## Challenge:
Keep the pictures out and restate every record exactly.
··· Information given ···
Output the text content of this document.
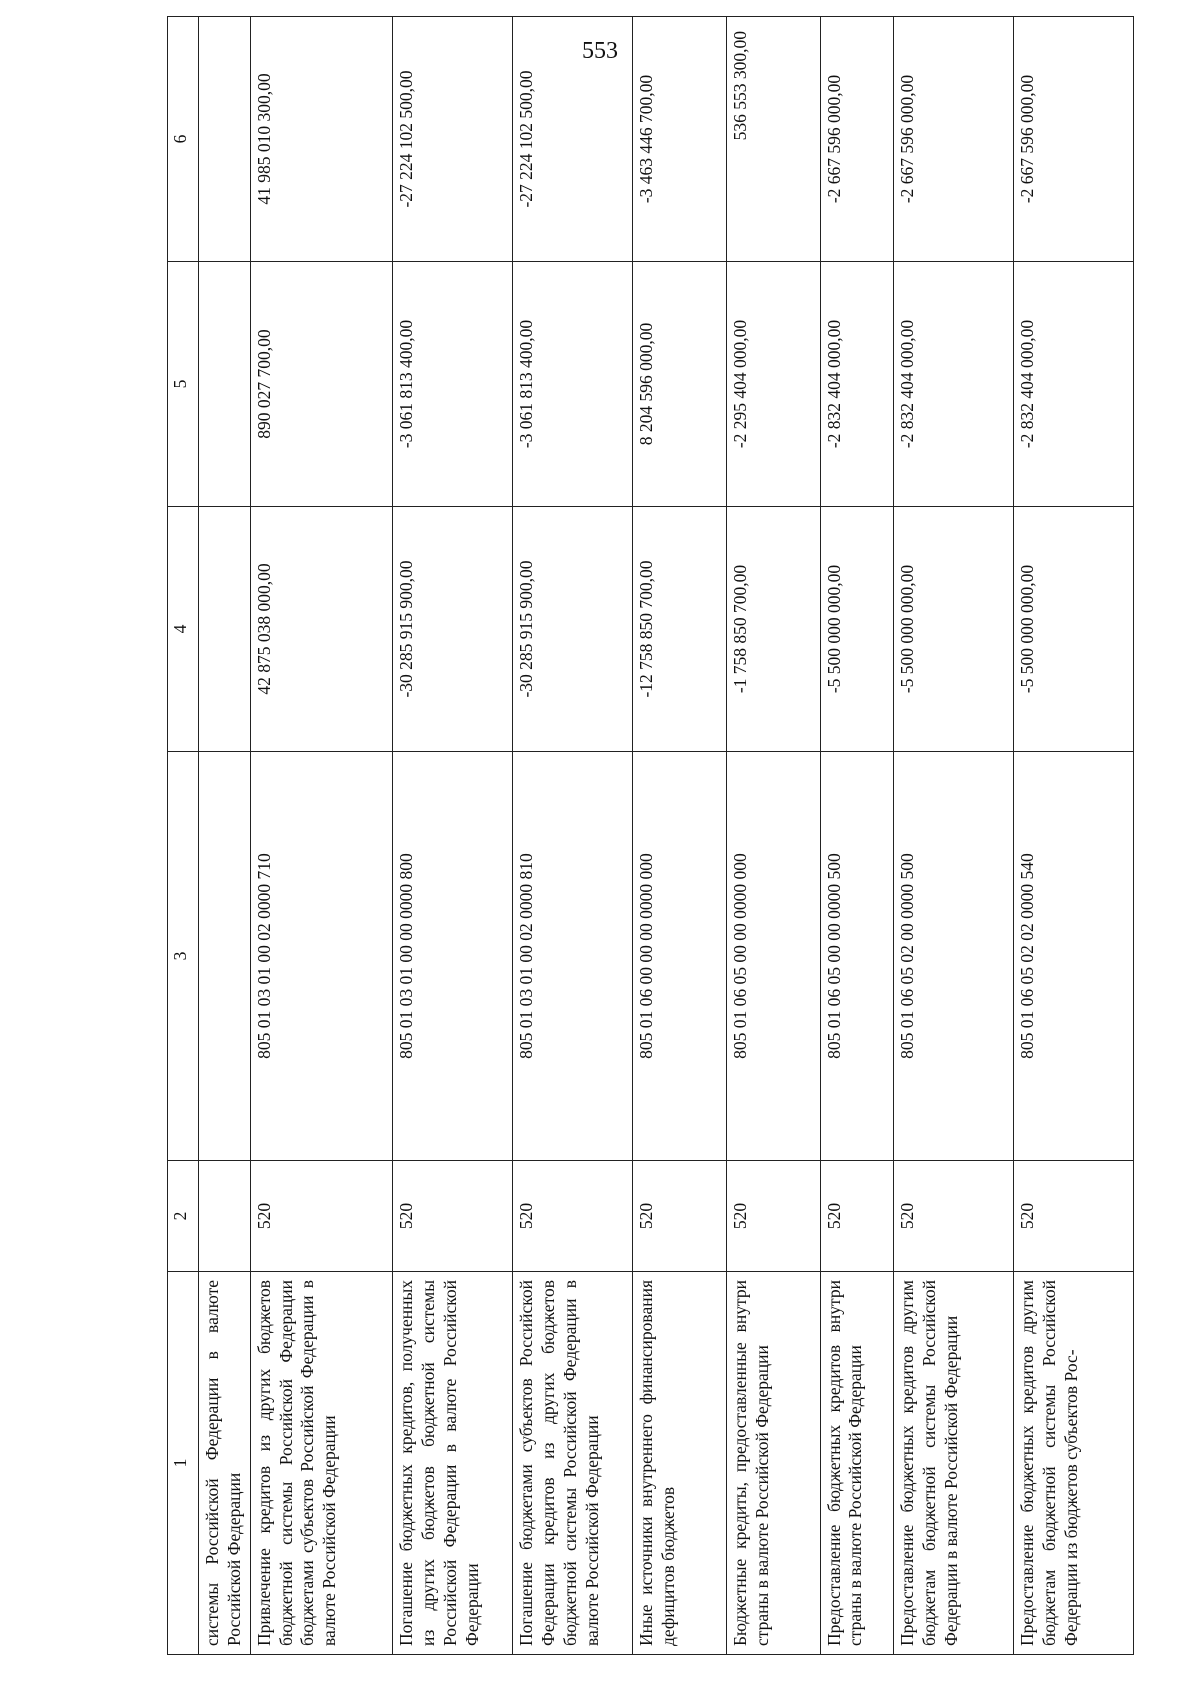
553
1	2	3	4	5	6
системы Российской Федерации в валюте Российской Федерации					
Привлечение кредитов из других бюджетов бюджетной системы Российской Федерации бюджетами субъектов Российской Федерации в валюте Российской Федерации	520	805 01 03 01 00 02 0000 710	42 875 038 000,00	890 027 700,00	41 985 010 300,00
Погашение бюджетных кредитов, полученных из других бюджетов бюджетной системы Российской Федерации в валюте Российской Федерации	520	805 01 03 01 00 00 0000 800	-30 285 915 900,00	-3 061 813 400,00	-27 224 102 500,00
Погашение бюджетами субъектов Российской Федерации кредитов из других бюджетов бюджетной системы Российской Федерации в валюте Российской Федерации	520	805 01 03 01 00 02 0000 810	-30 285 915 900,00	-3 061 813 400,00	-27 224 102 500,00
Иные источники внутреннего финансирования дефицитов бюджетов	520	805 01 06 00 00 00 0000 000	-12 758 850 700,00	8 204 596 000,00	-3 463 446 700,00
Бюджетные кредиты, предоставленные внутри страны в валюте Российской Федерации	520	805 01 06 05 00 00 0000 000	-1 758 850 700,00	-2 295 404 000,00	536 553 300,00
Предоставление бюджетных кредитов внутри страны в валюте Российской Федерации	520	805 01 06 05 00 00 0000 500	-5 500 000 000,00	-2 832 404 000,00	-2 667 596 000,00
Предоставление бюджетных кредитов другим бюджетам бюджетной системы Российской Федерации в валюте Российской Федерации	520	805 01 06 05 02 00 0000 500	-5 500 000 000,00	-2 832 404 000,00	-2 667 596 000,00
Предоставление бюджетных кредитов другим бюджетам бюджетной системы Российской Федерации из бюджетов субъектов Рос-	520	805 01 06 05 02 02 0000 540	-5 500 000 000,00	-2 832 404 000,00	-2 667 596 000,00
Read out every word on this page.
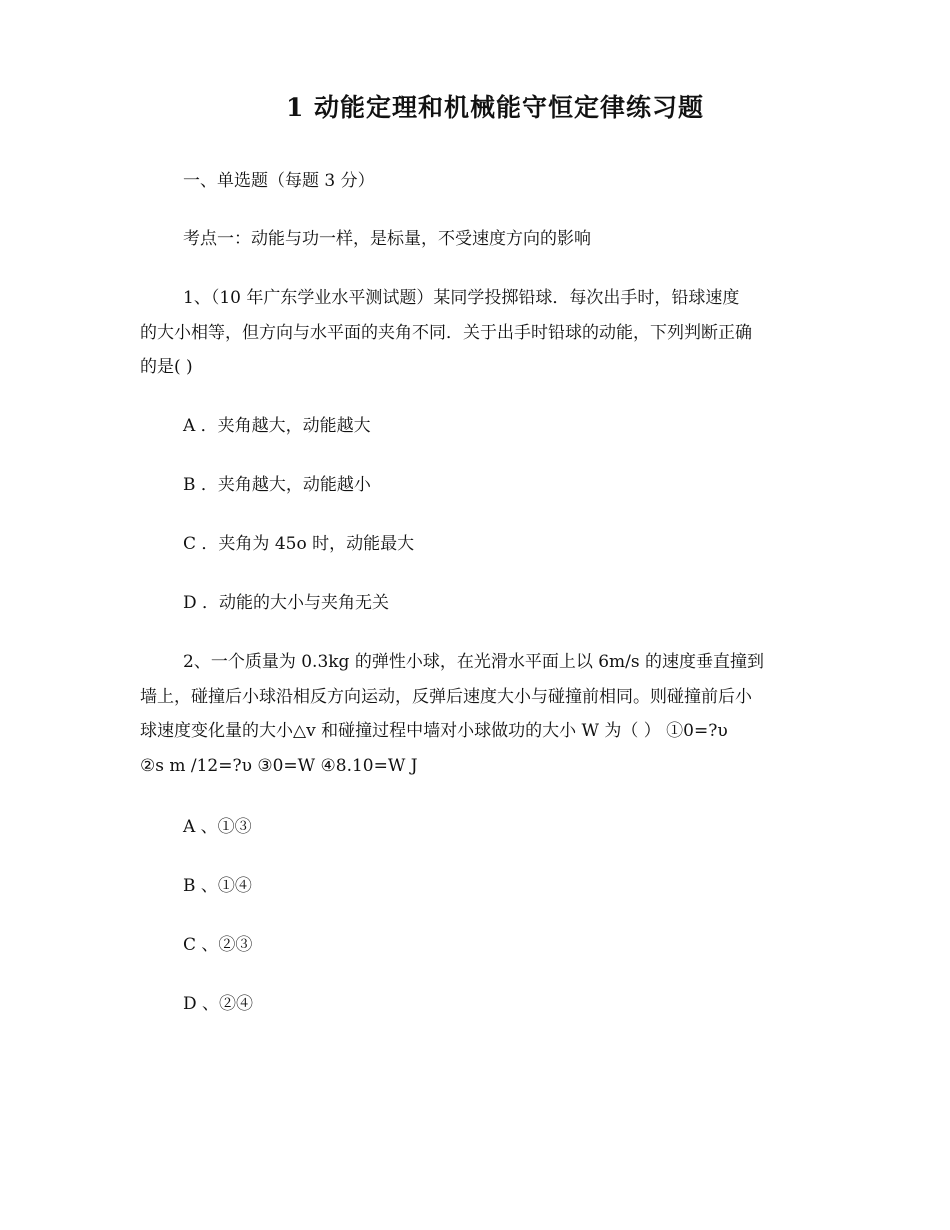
1 动能定理和机械能守恒定律练习题
一、单选题（每题 3 分）
考点一：动能与功一样，是标量，不受速度方向的影响
1、（10 年广东学业水平测试题）某同学投掷铅球．每次出手时，铅球速度
的大小相等，但方向与水平面的夹角不同．关于出手时铅球的动能，下列判断正确
的是( )
A ．夹角越大，动能越大
B ．夹角越大，动能越小
C ．夹角为 45o 时，动能最大
D ．动能的大小与夹角无关
2、一个质量为 0.3kg 的弹性小球，在光滑水平面上以 6m/s 的速度垂直撞到
墙上，碰撞后小球沿相反方向运动，反弹后速度大小与碰撞前相同。则碰撞前后小
球速度变化量的大小△v 和碰撞过程中墙对小球做功的大小 W 为（ ） ①0=?υ
②s m /12=?υ ③0=W ④8.10=W J
A 、①③
B 、①④
C 、②③
D 、②④
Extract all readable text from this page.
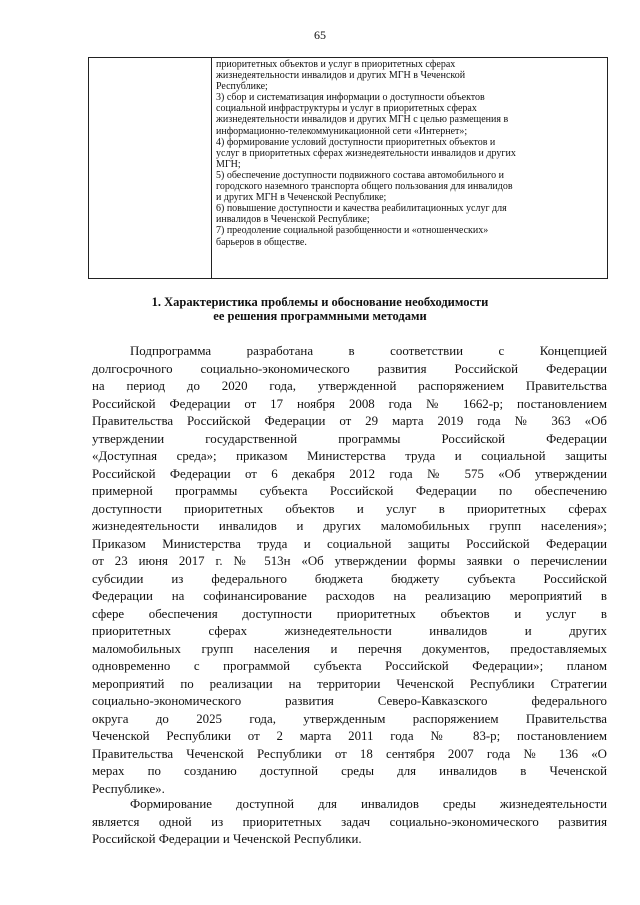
65
приоритетных объектов и услуг в приоритетных сферах
жизнедеятельности инвалидов и других МГН в Чеченской
Республике;
3) сбор и систематизация информации о доступности объектов
социальной инфраструктуры и услуг в приоритетных сферах
жизнедеятельности инвалидов и других МГН с целью размещения в
информационно-телекоммуникационной сети «Интернет»;
4) формирование условий доступности приоритетных объектов и
услуг в приоритетных сферах жизнедеятельности инвалидов и других
МГН;
5) обеспечение доступности подвижного состава автомобильного и
городского наземного транспорта общего пользования для инвалидов
и других МГН в Чеченской Республике;
6) повышение доступности и качества реабилитационных услуг для
инвалидов в Чеченской Республике;
7) преодоление социальной разобщенности и «отношенческих»
барьеров в обществе.
1. Характеристика проблемы и обоснование необходимости
ее решения программными методами
Подпрограмма разработана в соответствии с Концепцией
долгосрочного социально-экономического развития Российской Федерации
на период до 2020 года, утвержденной распоряжением Правительства
Российской Федерации от 17 ноября 2008 года № 1662-р; постановлением
Правительства Российской Федерации от 29 марта 2019 года № 363 «Об
утверждении государственной программы Российской Федерации
«Доступная среда»; приказом Министерства труда и социальной защиты
Российской Федерации от 6 декабря 2012 года № 575 «Об утверждении
примерной программы субъекта Российской Федерации по обеспечению
доступности приоритетных объектов и услуг в приоритетных сферах
жизнедеятельности инвалидов и других маломобильных групп населения»;
Приказом Министерства труда и социальной защиты Российской Федерации
от 23 июня 2017 г. № 513н «Об утверждении формы заявки о перечислении
субсидии из федерального бюджета бюджету субъекта Российской
Федерации на софинансирование расходов на реализацию мероприятий в
сфере обеспечения доступности приоритетных объектов и услуг в
приоритетных сферах жизнедеятельности инвалидов и других
маломобильных групп населения и перечня документов, предоставляемых
одновременно с программой субъекта Российской Федерации»; планом
мероприятий по реализации на территории Чеченской Республики Стратегии
социально-экономического развития Северо-Кавказского федерального
округа до 2025 года, утвержденным распоряжением Правительства
Чеченской Республики от 2 марта 2011 года № 83-р; постановлением
Правительства Чеченской Республики от 18 сентября 2007 года № 136 «О
мерах по созданию доступной среды для инвалидов в Чеченской
Республике».
Формирование доступной для инвалидов среды жизнедеятельности
является одной из приоритетных задач социально-экономического развития
Российской Федерации и Чеченской Республики.
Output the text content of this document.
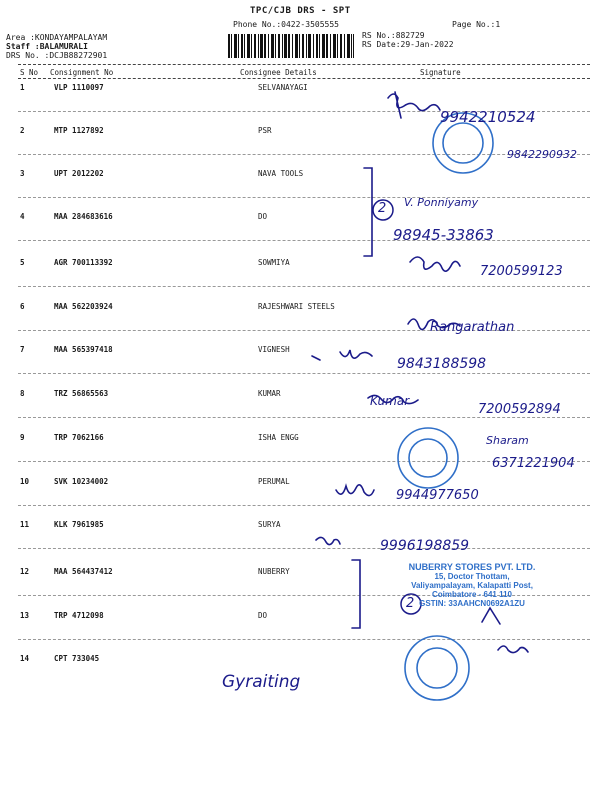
TPC/CJB DRS - SPT
Phone No.:0422-3505555	Page No.:1
Area :KONDAYAMPALAYAM
Staff :BALAMURALI
DRS No. :DCJB88272901
RS No.:882729
RS Date:29-Jan-2022
S No Consignment No	Consignee Details	Signature
1	VLP 1110097	SELVANAYAGI
2	MTP 1127892	PSR
3	UPT 2012202	NAVA TOOLS
4	MAA 284683616	DO
5	AGR 700113392	SOWMIYA
6	MAA 562203924	RAJESHWARI STEELS
7	MAA 565397418	VIGNESH
8	TRZ 56865563	KUMAR
9	TRP 7062166	ISHA ENGG
10	SVK 10234002	PERUMAL
11	KLK 7961985	SURYA
12	MAA 564437412	NUBERRY
13	TRP 4712098	DO
14	CPT 733045
9942210524
9842290932
2 V. Ponniyamy
98945-33863
7200599123
Rangarathan
9843188598
Kumar
7200592894
Sharam
6371221904
9944977650
9996198859
2
Gyraiting
NUBERRY STORES PVT. LTD.
15, Doctor Thottam,
Valiyampalayam, Kalapatti Post,
Coimbatore - 641 110
GSTIN: 33AAHCN0692A1ZU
···
## Reply to the task:
Output the text content of this document.
553
1	2	3	4	5	6
системы Российской Федерации в валюте Российской Федерации					
Привлечение кредитов из других бюджетов бюджетной системы Российской Федерации бюджетами субъектов Российской Федерации в валюте Российской Федерации	520	805 01 03 01 00 02 0000 710	42 875 038 000,00	890 027 700,00	41 985 010 300,00
Погашение бюджетных кредитов, полученных из других бюджетов бюджетной системы Российской Федерации в валюте Российской Федерации	520	805 01 03 01 00 00 0000 800	-30 285 915 900,00	-3 061 813 400,00	-27 224 102 500,00
Погашение бюджетами субъектов Российской Федерации кредитов из других бюджетов бюджетной системы Российской Федерации в валюте Российской Федерации	520	805 01 03 01 00 02 0000 810	-30 285 915 900,00	-3 061 813 400,00	-27 224 102 500,00
Иные источники внутреннего финансирования дефицитов бюджетов	520	805 01 06 00 00 00 0000 000	-12 758 850 700,00	8 204 596 000,00	-3 463 446 700,00
Бюджетные кредиты, предоставленные внутри страны в валюте Российской Федерации	520	805 01 06 05 00 00 0000 000	-1 758 850 700,00	-2 295 404 000,00	536 553 300,00
Предоставление бюджетных кредитов внутри страны в валюте Российской Федерации	520	805 01 06 05 00 00 0000 500	-5 500 000 000,00	-2 832 404 000,00	-2 667 596 000,00
Предоставление бюджетных кредитов другим бюджетам бюджетной системы Российской Федерации в валюте Российской Федерации	520	805 01 06 05 02 00 0000 500	-5 500 000 000,00	-2 832 404 000,00	-2 667 596 000,00
Предоставление бюджетных кредитов другим бюджетам бюджетной системы Российской Федерации из бюджетов субъектов Рос-	520	805 01 06 05 02 02 0000 540	-5 500 000 000,00	-2 832 404 000,00	-2 667 596 000,00
Read out every word on this page.
1 动能定理和机械能守恒定律练习题
一、单选题（每题 3 分）
考点一：动能与功一样，是标量，不受速度方向的影响
1、（10 年广东学业水平测试题）某同学投掷铅球．每次出手时，铅球速度
的大小相等，但方向与水平面的夹角不同．关于出手时铅球的动能，下列判断正确
的是( )
A ．夹角越大，动能越大
B ．夹角越大，动能越小
C ．夹角为 45o 时，动能最大
D ．动能的大小与夹角无关
2、一个质量为 0.3kg 的弹性小球，在光滑水平面上以 6m/s 的速度垂直撞到
墙上，碰撞后小球沿相反方向运动，反弹后速度大小与碰撞前相同。则碰撞前后小
球速度变化量的大小△v 和碰撞过程中墙对小球做功的大小 W 为（ ） ①0=?υ
②s m /12=?υ ③0=W ④8.10=W J
A 、①③
B 、①④
C 、②③
D 、②④
Extract all readable text from this page.
65
приоритетных объектов и услуг в приоритетных сферах
жизнедеятельности инвалидов и других МГН в Чеченской
Республике;
3) сбор и систематизация информации о доступности объектов
социальной инфраструктуры и услуг в приоритетных сферах
жизнедеятельности инвалидов и других МГН с целью размещения в
информационно-телекоммуникационной сети «Интернет»;
4) формирование условий доступности приоритетных объектов и
услуг в приоритетных сферах жизнедеятельности инвалидов и других
МГН;
5) обеспечение доступности подвижного состава автомобильного и
городского наземного транспорта общего пользования для инвалидов
и других МГН в Чеченской Республике;
6) повышение доступности и качества реабилитационных услуг для
инвалидов в Чеченской Республике;
7) преодоление социальной разобщенности и «отношенческих»
барьеров в обществе.
1. Характеристика проблемы и обоснование необходимости
ее решения программными методами
Подпрограмма разработана в соответствии с Концепцией
долгосрочного социально-экономического развития Российской Федерации
на период до 2020 года, утвержденной распоряжением Правительства
Российской Федерации от 17 ноября 2008 года № 1662-р; постановлением
Правительства Российской Федерации от 29 марта 2019 года № 363 «Об
утверждении государственной программы Российской Федерации
«Доступная среда»; приказом Министерства труда и социальной защиты
Российской Федерации от 6 декабря 2012 года № 575 «Об утверждении
примерной программы субъекта Российской Федерации по обеспечению
доступности приоритетных объектов и услуг в приоритетных сферах
жизнедеятельности инвалидов и других маломобильных групп населения»;
Приказом Министерства труда и социальной защиты Российской Федерации
от 23 июня 2017 г. № 513н «Об утверждении формы заявки о перечислении
субсидии из федерального бюджета бюджету субъекта Российской
Федерации на софинансирование расходов на реализацию мероприятий в
сфере обеспечения доступности приоритетных объектов и услуг в
приоритетных сферах жизнедеятельности инвалидов и других
маломобильных групп населения и перечня документов, предоставляемых
одновременно с программой субъекта Российской Федерации»; планом
мероприятий по реализации на территории Чеченской Республики Стратегии
социально-экономического развития Северо-Кавказского федерального
округа до 2025 года, утвержденным распоряжением Правительства
Чеченской Республики от 2 марта 2011 года № 83-р; постановлением
Правительства Чеченской Республики от 18 сентября 2007 года № 136 «О
мерах по созданию доступной среды для инвалидов в Чеченской
Республике».
Формирование доступной для инвалидов среды жизнедеятельности
является одной из приоритетных задач социально-экономического развития
Российской Федерации и Чеченской Республики.
Output the text content of this document.
TPC/CJB DRS - SPT
Phone No.:0422-3505555	Page No.:1
Area :KONDAYAMPALAYAM
Staff :BALAMURALI
DRS No. :DCJB88272901
RS No.:882729
RS Date:29-Jan-2022
S No Consignment No	Consignee Details	Signature
1	VLP 1110097	SELVANAYAGI
2	MTP 1127892	PSR
3	UPT 2012202	NAVA TOOLS
4	MAA 284683616	DO
5	AGR 700113392	SOWMIYA
6	MAA 562203924	RAJESHWARI STEELS
7	MAA 565397418	VIGNESH
8	TRZ 56865563	KUMAR
9	TRP 7062166	ISHA ENGG
10	SVK 10234002	PERUMAL
11	KLK 7961985	SURYA
12	MAA 564437412	NUBERRY
13	TRP 4712098	DO
14	CPT 733045
9942210524
9842290932
2 V. Ponniyamy
98945-33863
7200599123
Rangarathan
9843188598
Kumar
7200592894
Sharam
6371221904
9944977650
9996198859
2
Gyraiting
NUBERRY STORES PVT. LTD.
15, Doctor Thottam,
Valiyampalayam, Kalapatti Post,
Coimbatore - 641 110
GSTIN: 33AAHCN0692A1ZU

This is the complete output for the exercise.